__Document text__
Add 4-pixel pooling features to the data, and then repeat fitting with linear regression. Does this give an improved result?



In [None]:
# Here an example of selecting from a data point, just to help you figure out how to do this
inst = seldata[3].reshape(40, 40)
inst[0:2, 0:2]


In [None]:
# here's a framework for your pooling steps. Save the result as a new set of features for each instance.
# Note, this is a very slow way to do this! On my laptop, it took about 30 seconds to run. 
# It's not very pythonic to have all those loops, and we pay the cost in processing time since the code isn't optimizing the processes at all.
# On the other hand, it's nice and easy to understand. 
# If you want to write something that runs more quickly, this will help: https://numpy.org/devdocs/reference/generated/numpy.lib.stride_tricks.sliding_window_view.html
pooledfeat = []
for inst in range(seldata.shape[0]):
    inst = seldata[inst].reshape(40, 40)

__Available data__

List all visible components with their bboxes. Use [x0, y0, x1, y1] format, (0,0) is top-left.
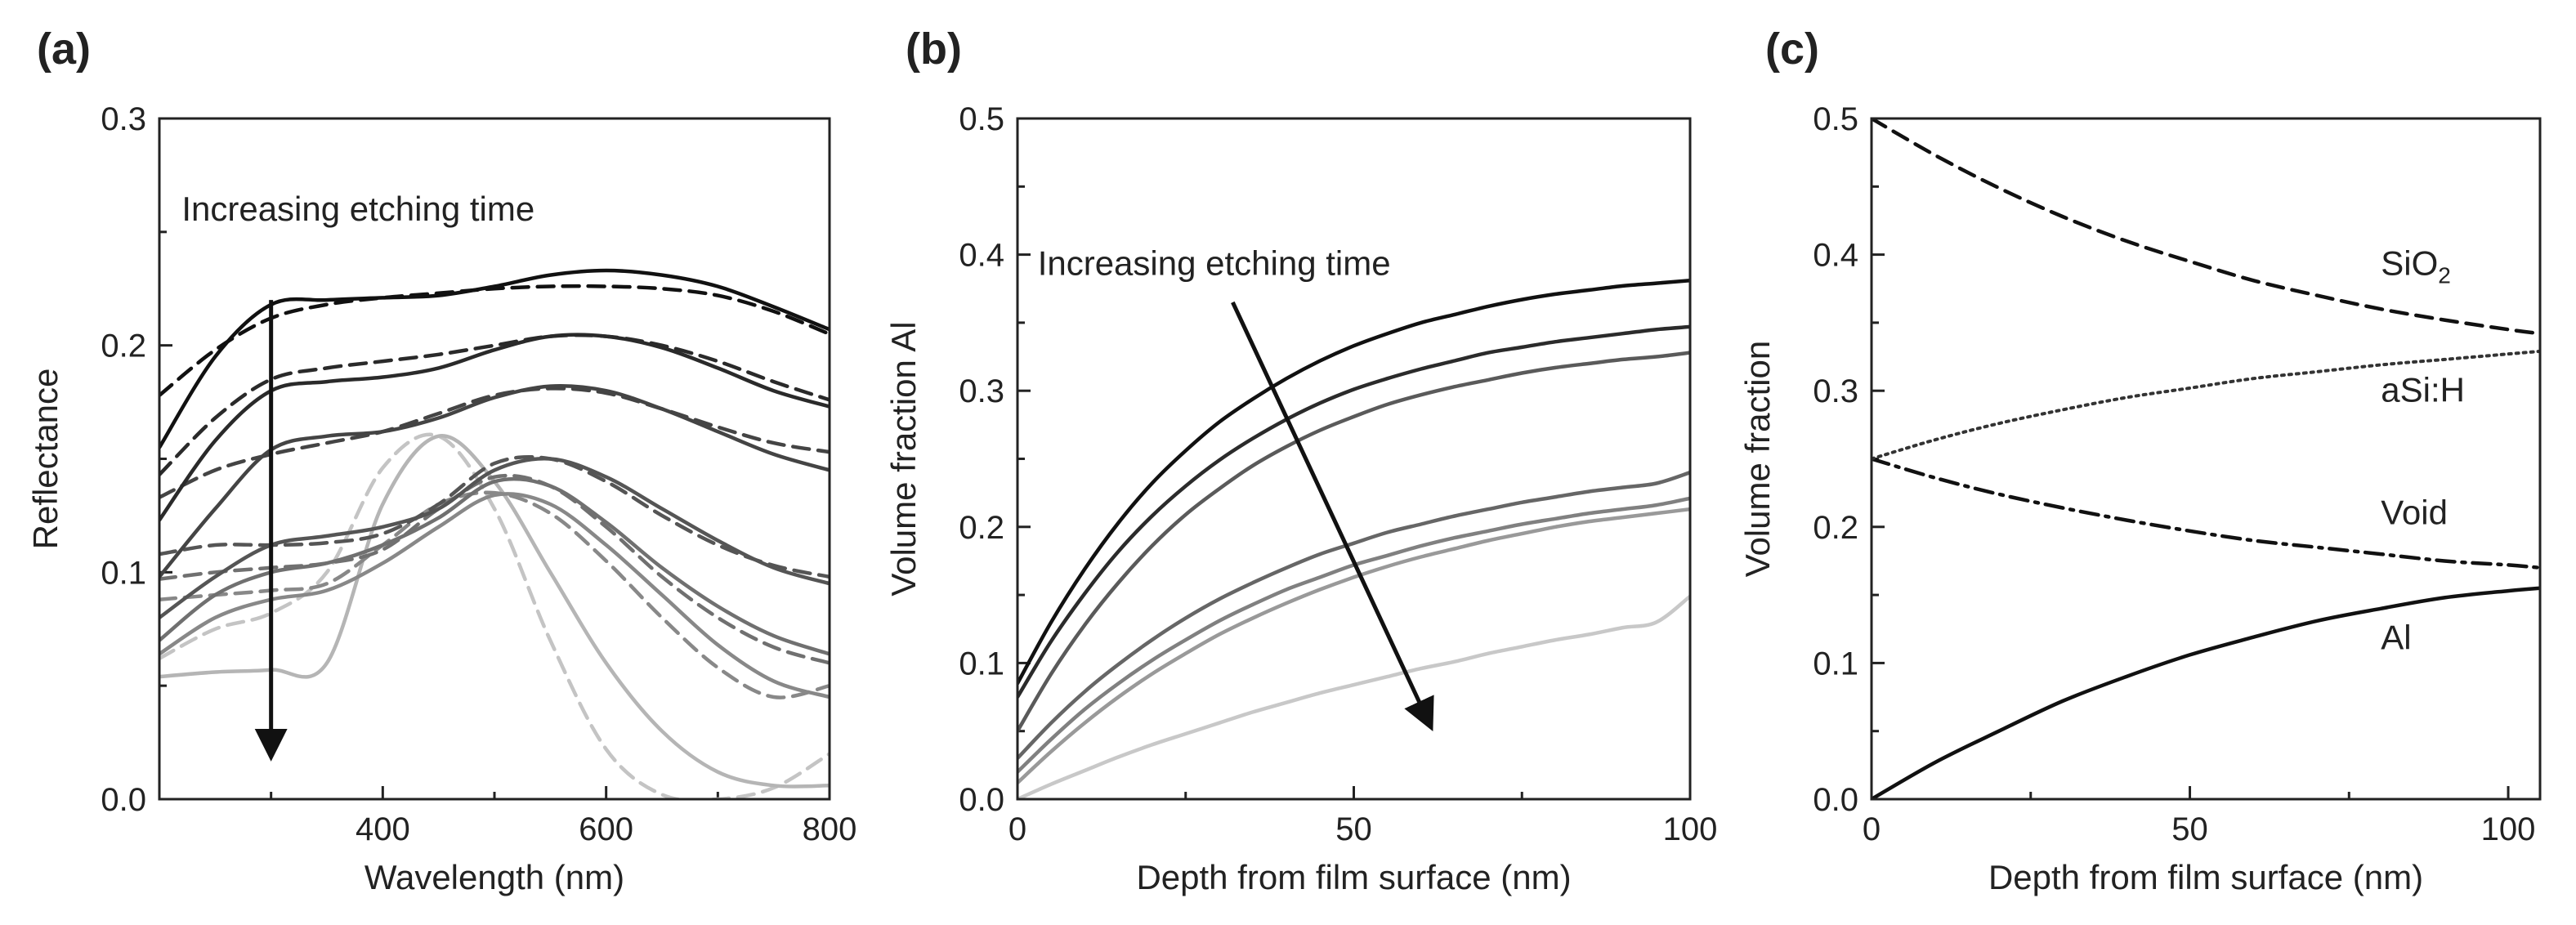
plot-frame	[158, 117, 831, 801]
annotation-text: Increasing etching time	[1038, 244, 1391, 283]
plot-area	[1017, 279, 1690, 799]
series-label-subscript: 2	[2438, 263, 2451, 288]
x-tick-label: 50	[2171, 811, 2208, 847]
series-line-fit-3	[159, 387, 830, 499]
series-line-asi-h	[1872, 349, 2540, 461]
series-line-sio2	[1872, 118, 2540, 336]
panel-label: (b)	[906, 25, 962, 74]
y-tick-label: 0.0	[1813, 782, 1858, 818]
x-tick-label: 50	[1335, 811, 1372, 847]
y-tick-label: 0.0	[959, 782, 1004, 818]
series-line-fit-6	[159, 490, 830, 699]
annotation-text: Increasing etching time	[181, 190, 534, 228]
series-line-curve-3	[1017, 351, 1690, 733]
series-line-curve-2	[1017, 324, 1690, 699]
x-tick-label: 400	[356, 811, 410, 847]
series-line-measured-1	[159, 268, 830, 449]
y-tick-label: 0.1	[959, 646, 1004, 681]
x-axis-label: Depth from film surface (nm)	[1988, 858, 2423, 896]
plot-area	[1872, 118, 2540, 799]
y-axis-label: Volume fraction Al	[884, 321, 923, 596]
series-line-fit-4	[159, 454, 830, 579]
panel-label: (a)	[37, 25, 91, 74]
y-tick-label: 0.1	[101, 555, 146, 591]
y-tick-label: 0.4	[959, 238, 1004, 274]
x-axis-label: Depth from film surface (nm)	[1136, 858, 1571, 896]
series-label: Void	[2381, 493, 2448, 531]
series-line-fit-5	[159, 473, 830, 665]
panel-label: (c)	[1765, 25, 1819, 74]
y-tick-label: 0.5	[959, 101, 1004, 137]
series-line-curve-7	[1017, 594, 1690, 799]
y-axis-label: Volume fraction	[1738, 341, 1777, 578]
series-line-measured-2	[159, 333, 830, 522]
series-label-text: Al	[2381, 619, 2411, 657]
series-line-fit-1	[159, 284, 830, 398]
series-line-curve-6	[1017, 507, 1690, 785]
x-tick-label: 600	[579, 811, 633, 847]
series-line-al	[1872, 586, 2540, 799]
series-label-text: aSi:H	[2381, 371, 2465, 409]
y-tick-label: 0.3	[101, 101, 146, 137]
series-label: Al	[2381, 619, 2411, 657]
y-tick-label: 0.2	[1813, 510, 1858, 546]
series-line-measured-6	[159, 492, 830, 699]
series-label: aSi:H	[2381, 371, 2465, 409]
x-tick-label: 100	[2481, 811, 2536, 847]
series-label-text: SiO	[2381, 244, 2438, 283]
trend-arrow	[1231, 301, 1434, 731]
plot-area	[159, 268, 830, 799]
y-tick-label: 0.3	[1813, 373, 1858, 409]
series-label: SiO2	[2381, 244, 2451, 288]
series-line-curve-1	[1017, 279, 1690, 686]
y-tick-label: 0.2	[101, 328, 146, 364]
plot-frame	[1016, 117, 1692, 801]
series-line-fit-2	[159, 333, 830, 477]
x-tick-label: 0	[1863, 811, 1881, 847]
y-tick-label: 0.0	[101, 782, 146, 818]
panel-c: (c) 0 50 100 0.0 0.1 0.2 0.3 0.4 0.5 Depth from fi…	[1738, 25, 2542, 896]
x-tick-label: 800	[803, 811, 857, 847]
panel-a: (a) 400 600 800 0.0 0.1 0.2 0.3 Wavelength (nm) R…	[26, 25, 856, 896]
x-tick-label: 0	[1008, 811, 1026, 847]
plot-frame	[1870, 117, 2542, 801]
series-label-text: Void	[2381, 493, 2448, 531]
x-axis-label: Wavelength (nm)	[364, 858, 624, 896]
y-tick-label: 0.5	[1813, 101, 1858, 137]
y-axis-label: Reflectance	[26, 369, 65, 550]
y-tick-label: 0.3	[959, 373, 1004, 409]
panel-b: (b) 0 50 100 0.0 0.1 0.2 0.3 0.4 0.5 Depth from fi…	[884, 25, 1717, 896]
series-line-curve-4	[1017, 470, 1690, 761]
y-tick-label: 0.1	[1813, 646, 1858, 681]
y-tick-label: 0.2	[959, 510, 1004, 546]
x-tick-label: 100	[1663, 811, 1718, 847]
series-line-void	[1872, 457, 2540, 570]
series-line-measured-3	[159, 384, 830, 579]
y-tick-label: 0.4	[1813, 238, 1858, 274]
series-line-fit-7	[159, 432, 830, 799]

__To do__
a - Name every distinct variable that the code in the pooling notebook text uses.
b - In the rows, swap "x-tick-label" for "x-tick" in the lines between the one holding "117, 831, 801]" and the one holding "268, 830, 449]", inclusive, and give back only those lines.
The text and the rows were taken from unrelated sources.

__Expected responses__
a - inst, seldata, pooledfeat

b -
plot-frame	[158, 117, 831, 801]
annotation-text: Increasing etching time	[1038, 244, 1391, 283]
plot-area	[1017, 279, 1690, 799]
series-label-subscript: 2	[2438, 263, 2451, 288]
x-tick: 50	[2171, 811, 2208, 847]
series-line-fit-3	[159, 387, 830, 499]
series-line-asi-h	[1872, 349, 2540, 461]
series-line-sio2	[1872, 118, 2540, 336]
panel-label: (b)	[906, 25, 962, 74]
y-tick-label: 0.0	[1813, 782, 1858, 818]
x-tick: 50	[1335, 811, 1372, 847]
y-tick-label: 0.0	[959, 782, 1004, 818]
series-line-fit-6	[159, 490, 830, 699]
annotation-text: Increasing etching time	[181, 190, 534, 228]
series-line-curve-3	[1017, 351, 1690, 733]
series-line-curve-2	[1017, 324, 1690, 699]
x-tick: 400	[356, 811, 410, 847]
series-line-measured-1	[159, 268, 830, 449]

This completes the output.